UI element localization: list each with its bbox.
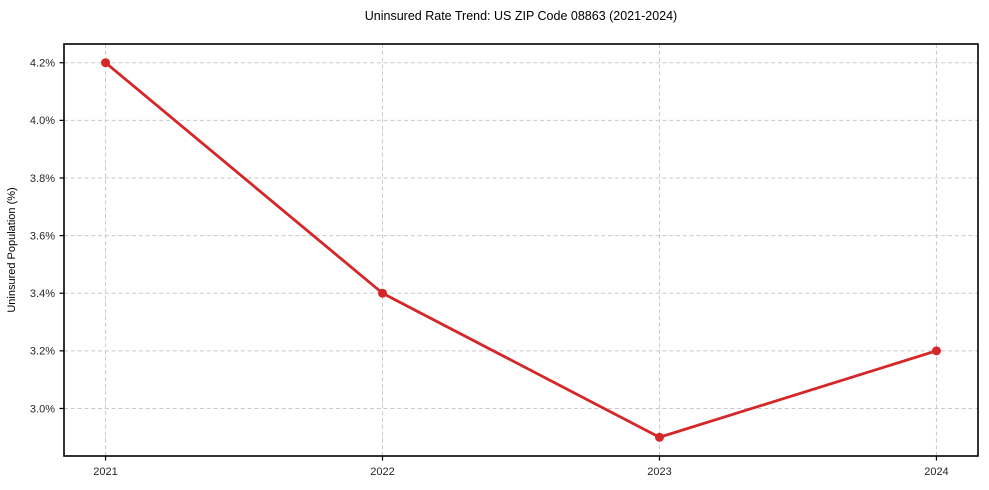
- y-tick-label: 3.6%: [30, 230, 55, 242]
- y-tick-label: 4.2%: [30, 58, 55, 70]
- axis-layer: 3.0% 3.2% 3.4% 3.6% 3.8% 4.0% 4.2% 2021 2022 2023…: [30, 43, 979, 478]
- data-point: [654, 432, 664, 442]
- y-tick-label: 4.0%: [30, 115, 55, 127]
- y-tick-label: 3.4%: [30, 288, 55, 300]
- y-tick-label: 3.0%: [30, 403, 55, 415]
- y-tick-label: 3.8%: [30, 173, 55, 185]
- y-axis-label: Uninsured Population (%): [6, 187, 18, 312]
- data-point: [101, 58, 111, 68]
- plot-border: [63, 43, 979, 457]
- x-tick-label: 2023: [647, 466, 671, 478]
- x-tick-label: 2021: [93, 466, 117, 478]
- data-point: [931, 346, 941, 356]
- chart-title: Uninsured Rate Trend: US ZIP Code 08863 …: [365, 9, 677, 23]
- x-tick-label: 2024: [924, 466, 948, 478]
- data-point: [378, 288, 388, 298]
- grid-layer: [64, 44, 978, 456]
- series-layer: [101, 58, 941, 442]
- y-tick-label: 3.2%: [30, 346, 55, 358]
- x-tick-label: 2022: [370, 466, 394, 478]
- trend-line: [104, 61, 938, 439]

◆ ◆ ◆

• _What the task requires_
How many lines in the records contain the string "point"? Reply with the number alone.

• _Exercise solution_
4